Requirements: The entries below should be transcribed in their entirety, exactly as written.

Given data:
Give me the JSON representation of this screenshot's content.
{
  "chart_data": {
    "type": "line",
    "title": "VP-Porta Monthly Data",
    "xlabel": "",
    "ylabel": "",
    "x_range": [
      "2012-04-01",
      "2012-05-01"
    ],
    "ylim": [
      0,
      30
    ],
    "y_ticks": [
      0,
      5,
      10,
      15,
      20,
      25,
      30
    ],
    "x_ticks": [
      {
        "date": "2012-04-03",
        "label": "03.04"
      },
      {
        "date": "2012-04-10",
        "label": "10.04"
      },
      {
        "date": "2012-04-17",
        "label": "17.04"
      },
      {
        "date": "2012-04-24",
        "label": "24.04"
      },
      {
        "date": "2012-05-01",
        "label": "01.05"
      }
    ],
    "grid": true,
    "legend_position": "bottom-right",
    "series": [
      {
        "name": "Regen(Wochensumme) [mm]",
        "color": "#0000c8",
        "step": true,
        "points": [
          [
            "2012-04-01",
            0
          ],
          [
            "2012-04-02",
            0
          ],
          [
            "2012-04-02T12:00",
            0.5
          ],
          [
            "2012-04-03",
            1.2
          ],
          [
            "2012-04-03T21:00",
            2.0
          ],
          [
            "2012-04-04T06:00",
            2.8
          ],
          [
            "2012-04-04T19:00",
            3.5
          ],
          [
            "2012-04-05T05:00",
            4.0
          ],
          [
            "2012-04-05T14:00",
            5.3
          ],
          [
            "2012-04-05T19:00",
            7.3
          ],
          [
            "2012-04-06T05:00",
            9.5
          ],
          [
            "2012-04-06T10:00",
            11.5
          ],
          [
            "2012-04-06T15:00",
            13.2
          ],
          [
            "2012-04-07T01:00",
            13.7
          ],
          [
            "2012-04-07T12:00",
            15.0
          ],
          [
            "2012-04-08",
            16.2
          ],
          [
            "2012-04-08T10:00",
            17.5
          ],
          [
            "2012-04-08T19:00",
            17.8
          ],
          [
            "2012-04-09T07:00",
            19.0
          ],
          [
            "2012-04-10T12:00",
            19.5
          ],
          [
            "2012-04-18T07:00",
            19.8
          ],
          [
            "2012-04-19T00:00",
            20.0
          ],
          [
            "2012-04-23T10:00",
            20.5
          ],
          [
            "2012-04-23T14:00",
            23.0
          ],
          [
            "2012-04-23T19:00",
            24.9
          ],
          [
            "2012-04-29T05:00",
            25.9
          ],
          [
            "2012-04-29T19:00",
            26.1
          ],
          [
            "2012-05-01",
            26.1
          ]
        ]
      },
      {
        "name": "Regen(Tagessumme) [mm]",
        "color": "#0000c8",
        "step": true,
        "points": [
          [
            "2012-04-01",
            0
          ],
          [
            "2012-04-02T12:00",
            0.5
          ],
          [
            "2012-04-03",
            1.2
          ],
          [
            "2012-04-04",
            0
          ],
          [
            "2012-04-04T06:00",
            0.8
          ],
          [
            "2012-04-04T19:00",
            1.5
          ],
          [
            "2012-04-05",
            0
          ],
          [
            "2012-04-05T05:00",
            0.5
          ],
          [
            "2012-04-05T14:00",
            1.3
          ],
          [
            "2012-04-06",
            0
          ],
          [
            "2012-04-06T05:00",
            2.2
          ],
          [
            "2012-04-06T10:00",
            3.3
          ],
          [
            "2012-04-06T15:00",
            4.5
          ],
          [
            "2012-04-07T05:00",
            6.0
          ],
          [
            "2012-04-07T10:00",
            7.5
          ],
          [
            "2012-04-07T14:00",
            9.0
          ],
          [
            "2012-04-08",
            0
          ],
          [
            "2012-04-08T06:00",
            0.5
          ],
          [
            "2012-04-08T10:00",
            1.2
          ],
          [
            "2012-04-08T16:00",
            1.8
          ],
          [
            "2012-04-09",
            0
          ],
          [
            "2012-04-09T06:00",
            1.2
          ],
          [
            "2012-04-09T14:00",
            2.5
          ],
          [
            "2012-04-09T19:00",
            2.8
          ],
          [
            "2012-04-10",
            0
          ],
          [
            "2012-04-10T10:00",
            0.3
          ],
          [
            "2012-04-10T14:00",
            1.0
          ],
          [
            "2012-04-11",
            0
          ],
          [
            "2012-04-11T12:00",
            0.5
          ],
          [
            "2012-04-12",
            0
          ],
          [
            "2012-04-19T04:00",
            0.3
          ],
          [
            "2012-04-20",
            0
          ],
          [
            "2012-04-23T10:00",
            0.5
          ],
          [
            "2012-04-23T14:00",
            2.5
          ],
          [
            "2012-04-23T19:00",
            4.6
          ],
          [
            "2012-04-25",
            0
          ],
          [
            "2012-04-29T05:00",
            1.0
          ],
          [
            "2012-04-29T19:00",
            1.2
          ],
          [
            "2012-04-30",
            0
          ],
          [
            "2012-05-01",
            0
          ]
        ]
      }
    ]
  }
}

Task output:
Give me the JSON representation of this screenshot's content.
{
  "chart_data": {
    "type": "line",
    "title": "VP-Porta Monthly Data",
    "xlabel": "",
    "ylabel": "",
    "x_range": [
      "2012-04-01",
      "2012-05-01"
    ],
    "ylim": [
      0,
      30
    ],
    "y_ticks": [
      0,
      5,
      10,
      15,
      20,
      25,
      30
    ],
    "x_ticks": [
      {
        "date": "2012-04-03",
        "label": "03.04"
      },
      {
        "date": "2012-04-10",
        "label": "10.04"
      },
      {
        "date": "2012-04-17",
        "label": "17.04"
      },
      {
        "date": "2012-04-24",
        "label": "24.04"
      },
      {
        "date": "2012-05-01",
        "label": "01.05"
      }
    ],
    "grid": true,
    "legend_position": "bottom-right",
    "series": [
      {
        "name": "Regen(Wochensumme) [mm]",
        "color": "#0000c8",
        "step": true,
        "points": [
          [
            "2012-04-01",
            0
          ],
          [
            "2012-04-02",
            0
          ],
          [
            "2012-04-02T12:00",
            0.5
          ],
          [
            "2012-04-03",
            1.2
          ],
          [
            "2012-04-03T21:00",
            2.0
          ],
          [
            "2012-04-04T06:00",
            2.8
          ],
          [
            "2012-04-04T19:00",
            3.5
          ],
          [
            "2012-04-05T05:00",
            4.0
          ],
          [
            "2012-04-05T14:00",
            5.3
          ],
          [
            "2012-04-05T19:00",
            7.3
          ],
          [
            "2012-04-06T05:00",
            9.5
          ],
          [
            "2012-04-06T10:00",
            11.5
          ],
          [
            "2012-04-06T15:00",
            13.2
          ],
          [
            "2012-04-07T01:00",
            13.7
          ],
          [
            "2012-04-07T12:00",
            15.0
          ],
          [
            "2012-04-08",
            16.2
          ],
          [
            "2012-04-08T10:00",
            17.5
          ],
          [
            "2012-04-08T19:00",
            17.8
          ],
          [
            "2012-04-09T07:00",
            19.0
          ],
          [
            "2012-04-10T12:00",
            19.5
          ],
          [
            "2012-04-18T07:00",
            19.8
          ],
          [
            "2012-04-19T00:00",
            20.0
          ],
          [
            "2012-04-23T10:00",
            20.5
          ],
          [
            "2012-04-23T14:00",
            23.0
          ],
          [
            "2012-04-23T19:00",
            24.9
          ],
          [
            "2012-04-29T05:00",
            25.9
          ],
          [
            "2012-04-29T19:00",
            26.1
          ],
          [
            "2012-05-01",
            26.1
          ]
        ]
      },
      {
        "name": "Regen(Tagessumme) [mm]",
        "color": "#0000c8",
        "step": true,
        "points": [
          [
            "2012-04-01",
            0
          ],
          [
            "2012-04-02T12:00",
            0.5
          ],
          [
            "2012-04-03",
            1.2
          ],
          [
            "2012-04-04",
            0
          ],
          [
            "2012-04-04T06:00",
            0.8
          ],
          [
            "2012-04-04T19:00",
            1.5
          ],
          [
            "2012-04-05",
            0
          ],
          [
            "2012-04-05T05:00",
            0.5
          ],
          [
            "2012-04-05T14:00",
            1.3
          ],
          [
            "2012-04-06",
            0
          ],
          [
            "2012-04-06T05:00",
            2.2
          ],
          [
            "2012-04-06T10:00",
            3.3
          ],
          [
            "2012-04-06T15:00",
            4.5
          ],
          [
            "2012-04-07T05:00",
            6.0
          ],
          [
            "2012-04-07T10:00",
            7.5
          ],
          [
            "2012-04-07T14:00",
            9.0
          ],
          [
            "2012-04-08",
            0
          ],
          [
            "2012-04-08T06:00",
            0.5
          ],
          [
            "2012-04-08T10:00",
            1.2
          ],
          [
            "2012-04-08T16:00",
            1.8
          ],
          [
            "2012-04-09",
            0
          ],
          [
            "2012-04-09T06:00",
            1.2
          ],
          [
            "2012-04-09T14:00",
            2.5
          ],
          [
            "2012-04-09T19:00",
            2.8
          ],
          [
            "2012-04-10",
            0
          ],
          [
            "2012-04-10T10:00",
            0.3
          ],
          [
            "2012-04-10T14:00",
            1.0
          ],
          [
            "2012-04-11",
            0
          ],
          [
            "2012-04-11T12:00",
            0.5
          ],
          [
            "2012-04-12",
            0
          ],
          [
            "2012-04-19T04:00",
            0.3
          ],
          [
            "2012-04-20",
            0
          ],
          [
            "2012-04-23T10:00",
            0.5
          ],
          [
            "2012-04-23T14:00",
            2.5
          ],
          [
            "2012-04-23T19:00",
            4.6
          ],
          [
            "2012-04-25",
            0
          ],
          [
            "2012-04-29T05:00",
            1.0
          ],
          [
            "2012-04-29T19:00",
            1.2
          ],
          [
            "2012-04-30",
            0
          ],
          [
            "2012-05-01",
            0
          ]
        ]
      }
    ]
  }
}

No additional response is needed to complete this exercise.